- MATERIAL FOR THIS EXERCISE -
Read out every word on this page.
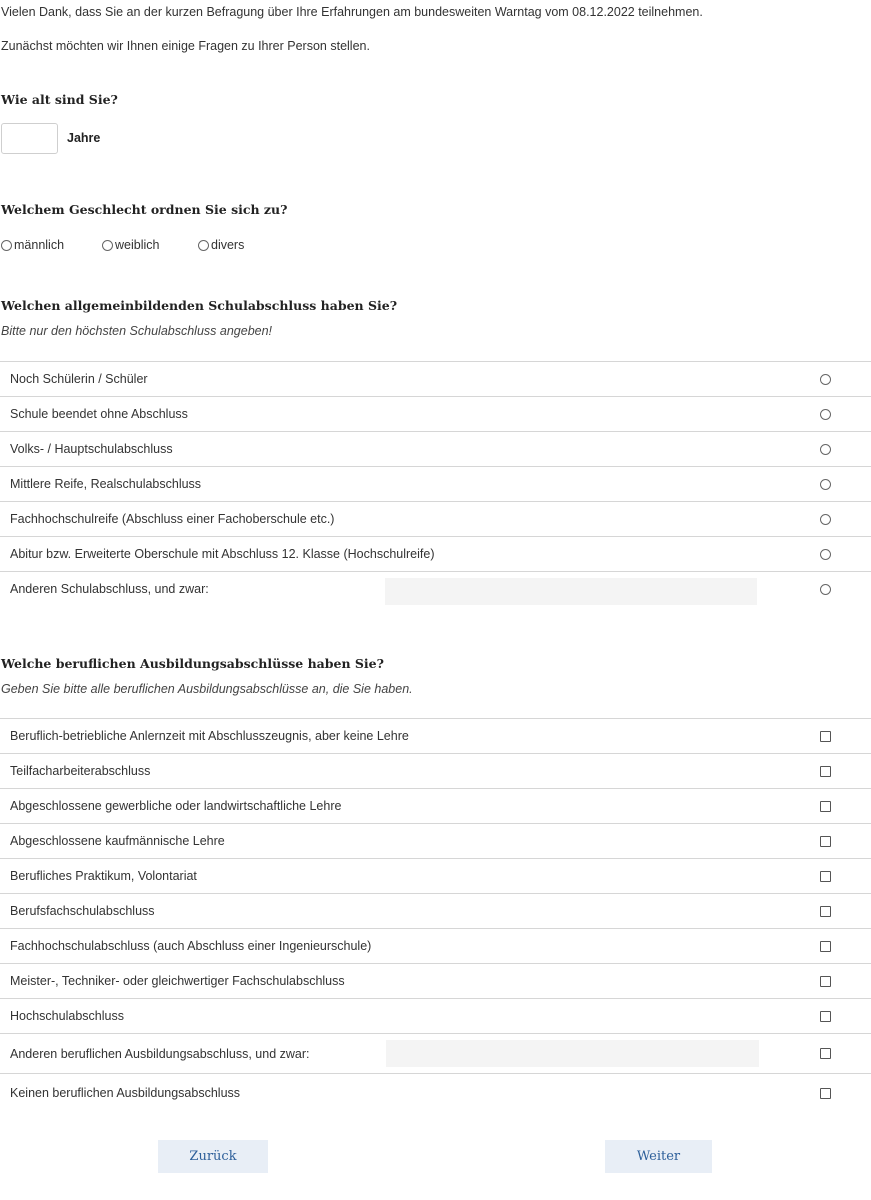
Vielen Dank, dass Sie an der kurzen Befragung über Ihre Erfahrungen am bundesweiten Warntag vom 08.12.2022 teilnehmen.

Zunächst möchten wir Ihnen einige Fragen zu Ihrer Person stellen.

Wie alt sind Sie?

Jahre

Welchem Geschlecht ordnen Sie sich zu?

männlich	weiblich	divers

Welchen allgemeinbildenden Schulabschluss haben Sie?

Bitte nur den höchsten Schulabschluss angeben!

Noch Schülerin / Schüler
Schule beendet ohne Abschluss
Volks- / Hauptschulabschluss
Mittlere Reife, Realschulabschluss
Fachhochschulreife (Abschluss einer Fachoberschule etc.)
Abitur bzw. Erweiterte Oberschule mit Abschluss 12. Klasse (Hochschulreife)
Anderen Schulabschluss, und zwar:

Welche beruflichen Ausbildungsabschlüsse haben Sie?

Geben Sie bitte alle beruflichen Ausbildungsabschlüsse an, die Sie haben.

Beruflich-betriebliche Anlernzeit mit Abschlusszeugnis, aber keine Lehre
Teilfacharbeiterabschluss
Abgeschlossene gewerbliche oder landwirtschaftliche Lehre
Abgeschlossene kaufmännische Lehre
Berufliches Praktikum, Volontariat
Berufsfachschulabschluss
Fachhochschulabschluss (auch Abschluss einer Ingenieurschule)
Meister-, Techniker- oder gleichwertiger Fachschulabschluss
Hochschulabschluss
Anderen beruflichen Ausbildungsabschluss, und zwar:
Keinen beruflichen Ausbildungsabschluss
Zurück	Weiter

- EXERCISE TASK -
In the copy, include no pictures; restate the listing above exactly.

- EXERCISE ANSWER -
Read out every word on this page.
Vielen Dank, dass Sie an der kurzen Befragung über Ihre Erfahrungen am bundesweiten Warntag vom 08.12.2022 teilnehmen.

Zunächst möchten wir Ihnen einige Fragen zu Ihrer Person stellen.

Wie alt sind Sie?

Jahre

Welchem Geschlecht ordnen Sie sich zu?

männlich	weiblich	divers

Welchen allgemeinbildenden Schulabschluss haben Sie?

Bitte nur den höchsten Schulabschluss angeben!

Noch Schülerin / Schüler
Schule beendet ohne Abschluss
Volks- / Hauptschulabschluss
Mittlere Reife, Realschulabschluss
Fachhochschulreife (Abschluss einer Fachoberschule etc.)
Abitur bzw. Erweiterte Oberschule mit Abschluss 12. Klasse (Hochschulreife)
Anderen Schulabschluss, und zwar:

Welche beruflichen Ausbildungsabschlüsse haben Sie?

Geben Sie bitte alle beruflichen Ausbildungsabschlüsse an, die Sie haben.

Beruflich-betriebliche Anlernzeit mit Abschlusszeugnis, aber keine Lehre
Teilfacharbeiterabschluss
Abgeschlossene gewerbliche oder landwirtschaftliche Lehre
Abgeschlossene kaufmännische Lehre
Berufliches Praktikum, Volontariat
Berufsfachschulabschluss
Fachhochschulabschluss (auch Abschluss einer Ingenieurschule)
Meister-, Techniker- oder gleichwertiger Fachschulabschluss
Hochschulabschluss
Anderen beruflichen Ausbildungsabschluss, und zwar:
Keinen beruflichen Ausbildungsabschluss
Zurück	Weiter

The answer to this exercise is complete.